### FRAGMENT ŹRÓDŁOWY
══════════

Novel Interpretable and Robust Web-based AI Platform for Phishing Email Detection
Metadane
- Autorzy: Abdulla Al-Subaiey, Mohammed Al-Thani, Naser Abdullah Alam, Kaniz Fatema Antora, Amith Khandakar, SM Ashfaq Uz Zaman
- Rok: 2024
- Źródło: Computers and Electrical Engineering, Volume 119
- DOI/Link: 10.1016/j.compeleceng.2024.109625
- Status: read
- Tagi: phishing-detection email-classification web-application explainable-ai svm tf-idf machine-learning real-world-deployment lime
Streszczenie
Publikacja przedstawia wysokowydajny model uczenia maszynowego do klasyfikacji phishingowych emaili, osiągający F1-score 0.99 na największym dostępnym publicznie zbiorze danych (~82,500 emaili). Kluczową innowacją jest deployment modelu w działającej aplikacji webowej (https://phishingdetection.onrender.com/) z integracją Explainable AI (LIME) dla zwiększenia zaufania użytkowników. Badanie adresuje fundamentalne ograniczenia istniejących prac: (1) poleganie na prywatnych/małych datasetach, (2) brak real-world deployment, (3) brak interpretowalności predykcji.
Model SVM z TF-IDF preprocessing osiągnął 99.1% accuracy, 99% precision, 99% recall i 99% F1-score na merged dataset (6 źródeł: Enron, Ling, CEAS, SpamAssassin, Nazario, Nigerian Fraud). Aplikacja webowa umożliwia real-time klasyfikację emaili przez paste tekstu (sender, subject, body) i natychmiastową predykcję spam/safe z wizualizacją LIME pokazującą features contributing to classification.

══════════

Wykazy współrzędnych ramek:
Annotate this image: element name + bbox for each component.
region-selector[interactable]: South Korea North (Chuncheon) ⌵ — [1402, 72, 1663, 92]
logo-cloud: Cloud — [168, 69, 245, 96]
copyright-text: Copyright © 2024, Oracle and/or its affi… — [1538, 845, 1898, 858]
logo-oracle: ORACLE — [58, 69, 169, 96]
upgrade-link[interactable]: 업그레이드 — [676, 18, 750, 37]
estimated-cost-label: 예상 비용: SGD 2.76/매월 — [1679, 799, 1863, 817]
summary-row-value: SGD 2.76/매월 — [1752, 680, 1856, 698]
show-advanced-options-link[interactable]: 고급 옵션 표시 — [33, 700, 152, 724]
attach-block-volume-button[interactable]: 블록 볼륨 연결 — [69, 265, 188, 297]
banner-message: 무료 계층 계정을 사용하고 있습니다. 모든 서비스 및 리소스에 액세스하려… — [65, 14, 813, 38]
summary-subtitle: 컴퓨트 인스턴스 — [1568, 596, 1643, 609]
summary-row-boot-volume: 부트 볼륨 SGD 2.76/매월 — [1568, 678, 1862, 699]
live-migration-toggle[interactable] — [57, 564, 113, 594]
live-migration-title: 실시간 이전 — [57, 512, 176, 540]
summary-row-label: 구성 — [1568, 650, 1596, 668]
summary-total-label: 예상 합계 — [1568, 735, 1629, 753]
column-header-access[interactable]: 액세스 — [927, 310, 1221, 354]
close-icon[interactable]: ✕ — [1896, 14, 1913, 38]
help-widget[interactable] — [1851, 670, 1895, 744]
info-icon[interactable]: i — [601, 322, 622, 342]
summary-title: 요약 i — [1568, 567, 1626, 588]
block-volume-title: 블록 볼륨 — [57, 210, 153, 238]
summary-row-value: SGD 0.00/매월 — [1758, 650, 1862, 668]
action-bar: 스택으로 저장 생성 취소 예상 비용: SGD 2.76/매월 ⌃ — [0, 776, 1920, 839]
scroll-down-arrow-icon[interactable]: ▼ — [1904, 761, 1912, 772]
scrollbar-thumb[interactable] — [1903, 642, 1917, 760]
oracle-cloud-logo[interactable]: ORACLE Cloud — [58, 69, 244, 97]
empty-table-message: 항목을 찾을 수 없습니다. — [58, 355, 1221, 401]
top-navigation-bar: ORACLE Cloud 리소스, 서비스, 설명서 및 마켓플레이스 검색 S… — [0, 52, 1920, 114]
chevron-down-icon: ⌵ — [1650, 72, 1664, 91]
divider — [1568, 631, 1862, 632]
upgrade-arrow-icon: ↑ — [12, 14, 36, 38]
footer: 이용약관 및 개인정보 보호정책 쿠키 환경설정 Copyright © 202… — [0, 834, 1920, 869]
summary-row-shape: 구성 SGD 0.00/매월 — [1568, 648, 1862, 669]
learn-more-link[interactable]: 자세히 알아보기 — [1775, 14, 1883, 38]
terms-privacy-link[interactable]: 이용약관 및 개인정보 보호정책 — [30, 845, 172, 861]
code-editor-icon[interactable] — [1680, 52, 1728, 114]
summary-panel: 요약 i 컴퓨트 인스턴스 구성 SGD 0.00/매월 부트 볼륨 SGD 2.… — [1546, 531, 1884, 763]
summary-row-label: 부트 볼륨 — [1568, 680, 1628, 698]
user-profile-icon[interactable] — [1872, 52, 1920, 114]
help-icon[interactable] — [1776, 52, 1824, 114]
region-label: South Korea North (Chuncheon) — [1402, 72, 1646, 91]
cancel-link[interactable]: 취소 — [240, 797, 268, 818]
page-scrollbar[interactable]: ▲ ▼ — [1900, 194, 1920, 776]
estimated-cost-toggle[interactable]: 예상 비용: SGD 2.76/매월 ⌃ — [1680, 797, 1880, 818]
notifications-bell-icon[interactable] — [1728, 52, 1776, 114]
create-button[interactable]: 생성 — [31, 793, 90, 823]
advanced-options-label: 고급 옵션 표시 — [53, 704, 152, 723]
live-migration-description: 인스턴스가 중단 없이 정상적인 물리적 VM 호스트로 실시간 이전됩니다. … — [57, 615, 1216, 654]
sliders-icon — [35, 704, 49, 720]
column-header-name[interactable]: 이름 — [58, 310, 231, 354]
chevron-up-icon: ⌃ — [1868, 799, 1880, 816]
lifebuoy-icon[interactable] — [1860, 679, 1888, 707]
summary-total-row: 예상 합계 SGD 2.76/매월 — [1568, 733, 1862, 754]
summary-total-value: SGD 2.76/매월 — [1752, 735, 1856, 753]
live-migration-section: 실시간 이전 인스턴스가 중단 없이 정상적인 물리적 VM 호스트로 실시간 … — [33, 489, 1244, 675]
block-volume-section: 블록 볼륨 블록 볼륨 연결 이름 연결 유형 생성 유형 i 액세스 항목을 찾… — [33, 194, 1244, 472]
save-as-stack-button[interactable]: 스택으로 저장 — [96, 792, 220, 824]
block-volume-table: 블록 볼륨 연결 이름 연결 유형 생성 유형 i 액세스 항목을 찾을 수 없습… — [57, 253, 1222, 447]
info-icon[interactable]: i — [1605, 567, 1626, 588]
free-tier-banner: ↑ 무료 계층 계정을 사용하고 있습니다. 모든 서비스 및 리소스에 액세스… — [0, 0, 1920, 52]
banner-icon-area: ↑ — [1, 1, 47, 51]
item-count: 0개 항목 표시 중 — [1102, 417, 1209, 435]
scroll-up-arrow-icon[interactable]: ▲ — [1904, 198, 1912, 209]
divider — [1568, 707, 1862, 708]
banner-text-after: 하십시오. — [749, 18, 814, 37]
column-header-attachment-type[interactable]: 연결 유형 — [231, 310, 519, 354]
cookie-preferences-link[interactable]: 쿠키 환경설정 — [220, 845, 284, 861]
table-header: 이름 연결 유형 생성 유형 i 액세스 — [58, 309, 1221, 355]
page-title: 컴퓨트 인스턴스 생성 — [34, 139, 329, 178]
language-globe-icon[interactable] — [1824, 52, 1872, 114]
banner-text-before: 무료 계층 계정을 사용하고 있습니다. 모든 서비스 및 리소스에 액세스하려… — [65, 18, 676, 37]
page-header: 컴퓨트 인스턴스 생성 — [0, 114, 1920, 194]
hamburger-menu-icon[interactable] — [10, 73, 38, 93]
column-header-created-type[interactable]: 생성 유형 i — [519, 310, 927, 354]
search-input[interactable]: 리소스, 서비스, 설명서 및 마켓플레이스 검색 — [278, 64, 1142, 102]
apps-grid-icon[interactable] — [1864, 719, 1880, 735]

══════════

### KRÓTKIE ZADANIE
Proszę kontynuować notatkę o platformie internetowej do wykrywania phishingowych e-maili, zaczynając od miejsca, w którym się kończy.

### ODPOWIEDŹ KOŃCOWA
Kluczowe Wnioski
- Best Performance: SVM + TF-IDF osiąga 99.1% accuracy vs 83.8% dla Word2Vec, demonstrując przewagę statistical weighting nad semantic embeddings dla email classification
- Feature Engineering Crucial: Merging textual features (sender, date, subject, body) zwiększa F1 score z 0.71 → 0.82, capturing contextual relationships
- Real-World Deployment Success: Działająca aplikacja Flask deployment proves practical applicability (gap in previous research - większość kończy na benchmarking)
- XAI for Trust: LIME visualization identyfikuje spam indicators (words: “scan” +0.11, “miss” +0.10, “Fill” +0.10, “phone” +0.08) vs legitimate indicators (“edu” -0.03)
- Largest Public Dataset: 82,486 emails (42,891 spam, 39,595 ham) - comprehensive vs small datasets w literaturze (typowo <10k samples)
- Feature Ablation Insights: Receiver email i URL binary features mają minimal predictive power; text combination jest key driver
- Comparable to SOTA: Outperforms most prior work (Table 3): vs BERT 98.67%, GCN 98.2%, RNN 98.91%
Metodologia
Data Pipeline
-
Dataset Merging: 6 public datasets → unified corpus
- mdf_1: Enron + Ling (subject, body, label)
- mdf_2: CEAS, Nazario, Nigerian Fraud, SpamAssassin (sender, receiver, subject, body, date, label)
-
Preprocessing:
- Tokenization + punctuation removal + stop word removal
- Text combination: mdf_1 (subject+body → text_combined), mdf_2 (sender+date+subject+body → text_combined)
- Final dataset: 42,891 spam, 39,595 ham ≈ 82,500 total
-
Vectorization: TF-IDF vs Word2Vec comparison
- TF-IDF: TF-IDF(w,d) = TF(w,d) × IDF(w,D) gdzie IDF = log(|D|/df(w))
- Highlights unique keywords w phishing (reduces common words weight)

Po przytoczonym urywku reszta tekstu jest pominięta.